■ Extracted entries:
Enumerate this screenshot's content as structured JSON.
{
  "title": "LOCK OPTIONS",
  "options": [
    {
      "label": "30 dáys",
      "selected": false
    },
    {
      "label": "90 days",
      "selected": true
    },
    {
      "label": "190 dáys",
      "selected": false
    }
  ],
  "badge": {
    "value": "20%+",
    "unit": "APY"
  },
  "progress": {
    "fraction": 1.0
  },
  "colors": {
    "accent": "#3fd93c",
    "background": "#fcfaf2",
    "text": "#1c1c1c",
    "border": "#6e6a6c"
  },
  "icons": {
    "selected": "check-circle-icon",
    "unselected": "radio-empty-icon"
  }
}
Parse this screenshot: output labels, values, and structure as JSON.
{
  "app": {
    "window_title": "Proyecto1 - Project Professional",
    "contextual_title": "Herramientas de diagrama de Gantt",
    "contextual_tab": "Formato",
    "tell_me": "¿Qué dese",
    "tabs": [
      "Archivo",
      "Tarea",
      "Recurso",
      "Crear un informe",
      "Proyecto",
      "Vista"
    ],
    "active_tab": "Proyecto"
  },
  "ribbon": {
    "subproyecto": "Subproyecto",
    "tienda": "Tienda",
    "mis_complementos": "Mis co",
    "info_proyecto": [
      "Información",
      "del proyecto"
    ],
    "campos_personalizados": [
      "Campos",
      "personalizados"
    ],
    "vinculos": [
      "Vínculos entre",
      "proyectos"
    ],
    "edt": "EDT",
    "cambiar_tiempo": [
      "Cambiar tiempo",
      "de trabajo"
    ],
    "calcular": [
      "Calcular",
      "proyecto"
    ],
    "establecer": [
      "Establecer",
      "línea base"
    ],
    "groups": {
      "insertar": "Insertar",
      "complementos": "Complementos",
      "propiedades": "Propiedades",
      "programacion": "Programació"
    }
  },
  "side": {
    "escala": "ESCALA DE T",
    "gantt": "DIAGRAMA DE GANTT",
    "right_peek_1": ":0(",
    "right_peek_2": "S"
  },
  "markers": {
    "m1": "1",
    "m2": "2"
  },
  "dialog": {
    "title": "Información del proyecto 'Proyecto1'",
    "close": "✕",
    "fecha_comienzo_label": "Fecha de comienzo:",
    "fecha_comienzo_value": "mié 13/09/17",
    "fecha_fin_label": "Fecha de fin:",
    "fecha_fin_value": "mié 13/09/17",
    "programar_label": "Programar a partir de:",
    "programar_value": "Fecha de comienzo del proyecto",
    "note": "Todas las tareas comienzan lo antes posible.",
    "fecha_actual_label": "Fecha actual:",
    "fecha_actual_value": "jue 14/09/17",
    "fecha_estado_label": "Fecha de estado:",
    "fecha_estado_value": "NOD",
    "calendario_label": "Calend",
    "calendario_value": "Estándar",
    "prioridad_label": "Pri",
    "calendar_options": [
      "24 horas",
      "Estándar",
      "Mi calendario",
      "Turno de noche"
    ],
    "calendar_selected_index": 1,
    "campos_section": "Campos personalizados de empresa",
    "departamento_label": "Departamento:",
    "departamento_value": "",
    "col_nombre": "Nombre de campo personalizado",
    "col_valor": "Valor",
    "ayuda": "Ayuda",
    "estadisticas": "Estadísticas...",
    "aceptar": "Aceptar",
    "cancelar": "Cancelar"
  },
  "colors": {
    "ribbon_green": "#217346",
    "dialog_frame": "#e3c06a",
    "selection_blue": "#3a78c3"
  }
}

■ Direction: Write out all of the records above exactly as they appear.

■ Result below:
Enumerate this screenshot's content as structured JSON.
{
  "title": "LOCK OPTIONS",
  "options": [
    {
      "label": "30 dáys",
      "selected": false
    },
    {
      "label": "90 days",
      "selected": true
    },
    {
      "label": "190 dáys",
      "selected": false
    }
  ],
  "badge": {
    "value": "20%+",
    "unit": "APY"
  },
  "progress": {
    "fraction": 1.0
  },
  "colors": {
    "accent": "#3fd93c",
    "background": "#fcfaf2",
    "text": "#1c1c1c",
    "border": "#6e6a6c"
  },
  "icons": {
    "selected": "check-circle-icon",
    "unselected": "radio-empty-icon"
  }
}
Parse this screenshot: output labels, values, and structure as JSON.
{
  "app": {
    "window_title": "Proyecto1 - Project Professional",
    "contextual_title": "Herramientas de diagrama de Gantt",
    "contextual_tab": "Formato",
    "tell_me": "¿Qué dese",
    "tabs": [
      "Archivo",
      "Tarea",
      "Recurso",
      "Crear un informe",
      "Proyecto",
      "Vista"
    ],
    "active_tab": "Proyecto"
  },
  "ribbon": {
    "subproyecto": "Subproyecto",
    "tienda": "Tienda",
    "mis_complementos": "Mis co",
    "info_proyecto": [
      "Información",
      "del proyecto"
    ],
    "campos_personalizados": [
      "Campos",
      "personalizados"
    ],
    "vinculos": [
      "Vínculos entre",
      "proyectos"
    ],
    "edt": "EDT",
    "cambiar_tiempo": [
      "Cambiar tiempo",
      "de trabajo"
    ],
    "calcular": [
      "Calcular",
      "proyecto"
    ],
    "establecer": [
      "Establecer",
      "línea base"
    ],
    "groups": {
      "insertar": "Insertar",
      "complementos": "Complementos",
      "propiedades": "Propiedades",
      "programacion": "Programació"
    }
  },
  "side": {
    "escala": "ESCALA DE T",
    "gantt": "DIAGRAMA DE GANTT",
    "right_peek_1": ":0(",
    "right_peek_2": "S"
  },
  "markers": {
    "m1": "1",
    "m2": "2"
  },
  "dialog": {
    "title": "Información del proyecto 'Proyecto1'",
    "close": "✕",
    "fecha_comienzo_label": "Fecha de comienzo:",
    "fecha_comienzo_value": "mié 13/09/17",
    "fecha_fin_label": "Fecha de fin:",
    "fecha_fin_value": "mié 13/09/17",
    "programar_label": "Programar a partir de:",
    "programar_value": "Fecha de comienzo del proyecto",
    "note": "Todas las tareas comienzan lo antes posible.",
    "fecha_actual_label": "Fecha actual:",
    "fecha_actual_value": "jue 14/09/17",
    "fecha_estado_label": "Fecha de estado:",
    "fecha_estado_value": "NOD",
    "calendario_label": "Calend",
    "calendario_value": "Estándar",
    "prioridad_label": "Pri",
    "calendar_options": [
      "24 horas",
      "Estándar",
      "Mi calendario",
      "Turno de noche"
    ],
    "calendar_selected_index": 1,
    "campos_section": "Campos personalizados de empresa",
    "departamento_label": "Departamento:",
    "departamento_value": "",
    "col_nombre": "Nombre de campo personalizado",
    "col_valor": "Valor",
    "ayuda": "Ayuda",
    "estadisticas": "Estadísticas...",
    "aceptar": "Aceptar",
    "cancelar": "Cancelar"
  },
  "colors": {
    "ribbon_green": "#217346",
    "dialog_frame": "#e3c06a",
    "selection_blue": "#3a78c3"
  }
}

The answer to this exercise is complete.